#### WHAT TO WORK ON
Lines containing the string "Раздел" are to be counted; report only how many there are.

#### MATERIAL TO PROCESS
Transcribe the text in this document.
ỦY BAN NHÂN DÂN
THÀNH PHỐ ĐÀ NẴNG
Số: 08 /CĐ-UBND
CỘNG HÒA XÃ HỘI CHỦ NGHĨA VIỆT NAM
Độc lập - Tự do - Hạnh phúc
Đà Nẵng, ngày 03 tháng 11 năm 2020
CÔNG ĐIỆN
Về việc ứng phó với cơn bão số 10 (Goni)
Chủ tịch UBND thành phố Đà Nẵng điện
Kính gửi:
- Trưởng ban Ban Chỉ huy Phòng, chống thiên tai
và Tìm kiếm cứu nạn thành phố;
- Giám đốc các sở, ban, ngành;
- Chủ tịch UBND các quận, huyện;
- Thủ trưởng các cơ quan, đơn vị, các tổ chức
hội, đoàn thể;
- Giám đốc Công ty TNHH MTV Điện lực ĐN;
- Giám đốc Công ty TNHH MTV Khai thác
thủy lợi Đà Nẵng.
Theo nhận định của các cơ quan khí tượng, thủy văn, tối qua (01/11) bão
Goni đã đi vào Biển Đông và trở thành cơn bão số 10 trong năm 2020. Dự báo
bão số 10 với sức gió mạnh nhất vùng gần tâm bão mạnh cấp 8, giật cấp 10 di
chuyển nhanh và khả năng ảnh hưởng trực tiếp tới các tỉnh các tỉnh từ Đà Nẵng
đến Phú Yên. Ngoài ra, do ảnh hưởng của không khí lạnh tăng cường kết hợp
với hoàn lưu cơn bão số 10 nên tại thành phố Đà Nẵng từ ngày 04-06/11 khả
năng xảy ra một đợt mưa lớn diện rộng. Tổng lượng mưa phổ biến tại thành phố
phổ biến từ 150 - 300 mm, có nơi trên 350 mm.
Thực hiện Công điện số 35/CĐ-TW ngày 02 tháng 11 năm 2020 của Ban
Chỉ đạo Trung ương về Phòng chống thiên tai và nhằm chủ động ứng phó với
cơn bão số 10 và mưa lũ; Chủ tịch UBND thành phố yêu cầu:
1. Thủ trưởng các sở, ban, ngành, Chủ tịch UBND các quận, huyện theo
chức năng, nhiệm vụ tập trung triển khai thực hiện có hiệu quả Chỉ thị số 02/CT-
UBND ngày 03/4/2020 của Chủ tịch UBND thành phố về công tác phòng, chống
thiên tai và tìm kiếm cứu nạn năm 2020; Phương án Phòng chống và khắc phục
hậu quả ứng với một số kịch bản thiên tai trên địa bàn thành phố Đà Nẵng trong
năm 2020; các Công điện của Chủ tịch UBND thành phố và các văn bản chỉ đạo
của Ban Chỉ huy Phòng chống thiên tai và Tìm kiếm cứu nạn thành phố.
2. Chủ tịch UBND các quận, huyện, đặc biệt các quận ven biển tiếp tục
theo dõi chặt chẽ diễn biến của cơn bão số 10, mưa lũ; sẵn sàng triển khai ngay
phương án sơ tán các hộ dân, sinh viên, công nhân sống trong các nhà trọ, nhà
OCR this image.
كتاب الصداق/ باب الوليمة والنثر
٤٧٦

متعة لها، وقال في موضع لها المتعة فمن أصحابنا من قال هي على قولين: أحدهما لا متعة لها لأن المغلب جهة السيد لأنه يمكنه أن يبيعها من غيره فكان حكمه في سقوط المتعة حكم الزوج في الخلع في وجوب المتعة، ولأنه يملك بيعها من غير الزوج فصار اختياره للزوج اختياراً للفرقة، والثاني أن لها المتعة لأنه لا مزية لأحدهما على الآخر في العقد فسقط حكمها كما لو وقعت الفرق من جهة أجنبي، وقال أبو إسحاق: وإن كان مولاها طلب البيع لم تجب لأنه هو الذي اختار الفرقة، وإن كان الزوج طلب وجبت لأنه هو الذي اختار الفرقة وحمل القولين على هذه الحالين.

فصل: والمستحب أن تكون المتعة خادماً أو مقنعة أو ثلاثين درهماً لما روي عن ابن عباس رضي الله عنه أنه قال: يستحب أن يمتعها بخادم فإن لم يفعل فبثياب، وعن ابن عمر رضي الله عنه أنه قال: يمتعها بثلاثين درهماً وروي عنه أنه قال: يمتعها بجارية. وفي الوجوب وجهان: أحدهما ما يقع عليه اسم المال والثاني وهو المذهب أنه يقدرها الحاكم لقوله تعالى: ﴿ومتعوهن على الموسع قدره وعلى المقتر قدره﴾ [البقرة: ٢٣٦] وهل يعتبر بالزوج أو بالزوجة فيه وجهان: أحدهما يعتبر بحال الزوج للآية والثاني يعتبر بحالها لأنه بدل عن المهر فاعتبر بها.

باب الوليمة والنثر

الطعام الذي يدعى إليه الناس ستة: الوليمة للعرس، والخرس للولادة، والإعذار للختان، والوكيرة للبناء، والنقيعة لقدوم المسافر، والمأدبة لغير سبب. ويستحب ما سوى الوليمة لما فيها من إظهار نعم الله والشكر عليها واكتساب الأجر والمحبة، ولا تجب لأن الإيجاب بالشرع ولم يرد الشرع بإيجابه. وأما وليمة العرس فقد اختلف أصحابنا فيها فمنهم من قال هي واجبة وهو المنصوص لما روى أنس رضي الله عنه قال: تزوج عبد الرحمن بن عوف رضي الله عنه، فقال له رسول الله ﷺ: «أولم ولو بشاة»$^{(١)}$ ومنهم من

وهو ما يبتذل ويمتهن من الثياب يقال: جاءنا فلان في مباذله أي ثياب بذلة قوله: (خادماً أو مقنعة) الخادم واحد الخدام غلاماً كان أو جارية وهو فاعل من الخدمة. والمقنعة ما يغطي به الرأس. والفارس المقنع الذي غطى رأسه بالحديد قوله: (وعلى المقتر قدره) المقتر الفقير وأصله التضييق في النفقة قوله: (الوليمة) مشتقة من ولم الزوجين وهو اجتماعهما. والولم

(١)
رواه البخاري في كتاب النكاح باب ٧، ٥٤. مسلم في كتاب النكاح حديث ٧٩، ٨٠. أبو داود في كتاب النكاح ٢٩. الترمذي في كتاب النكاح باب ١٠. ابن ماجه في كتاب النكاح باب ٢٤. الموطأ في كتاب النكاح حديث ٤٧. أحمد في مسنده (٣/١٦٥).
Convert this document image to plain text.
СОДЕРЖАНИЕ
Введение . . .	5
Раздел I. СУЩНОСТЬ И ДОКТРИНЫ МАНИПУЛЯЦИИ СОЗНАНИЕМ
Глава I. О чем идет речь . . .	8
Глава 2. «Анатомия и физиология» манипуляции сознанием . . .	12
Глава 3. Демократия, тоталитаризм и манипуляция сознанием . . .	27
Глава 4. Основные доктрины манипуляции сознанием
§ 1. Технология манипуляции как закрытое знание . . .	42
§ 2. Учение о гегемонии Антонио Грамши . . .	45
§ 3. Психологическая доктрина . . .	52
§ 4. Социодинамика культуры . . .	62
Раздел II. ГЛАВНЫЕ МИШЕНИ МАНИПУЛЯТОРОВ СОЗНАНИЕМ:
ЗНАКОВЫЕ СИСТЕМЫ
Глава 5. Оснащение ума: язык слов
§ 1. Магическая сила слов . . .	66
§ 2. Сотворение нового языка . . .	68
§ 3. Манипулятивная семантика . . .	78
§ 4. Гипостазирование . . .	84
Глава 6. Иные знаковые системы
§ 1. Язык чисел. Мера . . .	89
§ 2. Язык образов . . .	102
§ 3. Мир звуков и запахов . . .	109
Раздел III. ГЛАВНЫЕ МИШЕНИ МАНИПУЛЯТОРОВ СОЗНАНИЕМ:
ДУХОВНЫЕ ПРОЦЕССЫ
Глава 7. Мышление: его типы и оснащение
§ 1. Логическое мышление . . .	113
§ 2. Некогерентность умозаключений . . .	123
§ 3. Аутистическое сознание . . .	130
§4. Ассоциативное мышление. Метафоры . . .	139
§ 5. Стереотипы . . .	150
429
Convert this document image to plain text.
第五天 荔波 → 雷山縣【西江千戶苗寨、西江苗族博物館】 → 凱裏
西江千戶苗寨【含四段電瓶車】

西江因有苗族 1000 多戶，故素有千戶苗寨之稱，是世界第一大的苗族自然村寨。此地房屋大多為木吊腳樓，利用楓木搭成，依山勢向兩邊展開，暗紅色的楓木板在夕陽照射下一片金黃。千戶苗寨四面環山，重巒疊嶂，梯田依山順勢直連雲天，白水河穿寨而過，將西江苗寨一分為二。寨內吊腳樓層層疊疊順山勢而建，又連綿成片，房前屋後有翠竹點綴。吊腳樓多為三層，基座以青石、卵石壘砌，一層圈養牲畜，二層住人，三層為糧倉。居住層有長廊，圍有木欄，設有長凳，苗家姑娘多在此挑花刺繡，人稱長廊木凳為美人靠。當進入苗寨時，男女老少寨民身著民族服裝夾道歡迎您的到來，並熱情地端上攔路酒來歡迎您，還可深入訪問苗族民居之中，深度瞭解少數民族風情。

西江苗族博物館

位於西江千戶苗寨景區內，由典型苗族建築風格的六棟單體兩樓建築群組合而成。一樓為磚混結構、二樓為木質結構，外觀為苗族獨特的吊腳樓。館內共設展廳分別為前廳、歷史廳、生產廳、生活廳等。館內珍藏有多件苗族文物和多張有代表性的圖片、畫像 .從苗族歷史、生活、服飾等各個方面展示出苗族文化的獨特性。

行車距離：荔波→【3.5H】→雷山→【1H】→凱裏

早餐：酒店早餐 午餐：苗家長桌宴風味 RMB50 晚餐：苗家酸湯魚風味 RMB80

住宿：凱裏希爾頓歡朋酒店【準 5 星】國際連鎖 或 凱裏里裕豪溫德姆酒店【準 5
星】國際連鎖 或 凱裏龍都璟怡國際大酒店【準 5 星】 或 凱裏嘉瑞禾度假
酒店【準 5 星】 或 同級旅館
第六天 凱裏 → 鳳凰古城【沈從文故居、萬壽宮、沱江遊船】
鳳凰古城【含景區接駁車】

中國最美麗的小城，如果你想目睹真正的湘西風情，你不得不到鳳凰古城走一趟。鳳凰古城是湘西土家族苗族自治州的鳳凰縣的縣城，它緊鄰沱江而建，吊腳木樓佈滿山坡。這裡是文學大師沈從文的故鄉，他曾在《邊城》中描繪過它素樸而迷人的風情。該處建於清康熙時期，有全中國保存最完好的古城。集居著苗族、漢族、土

#### WRITTEN SOLUTION
3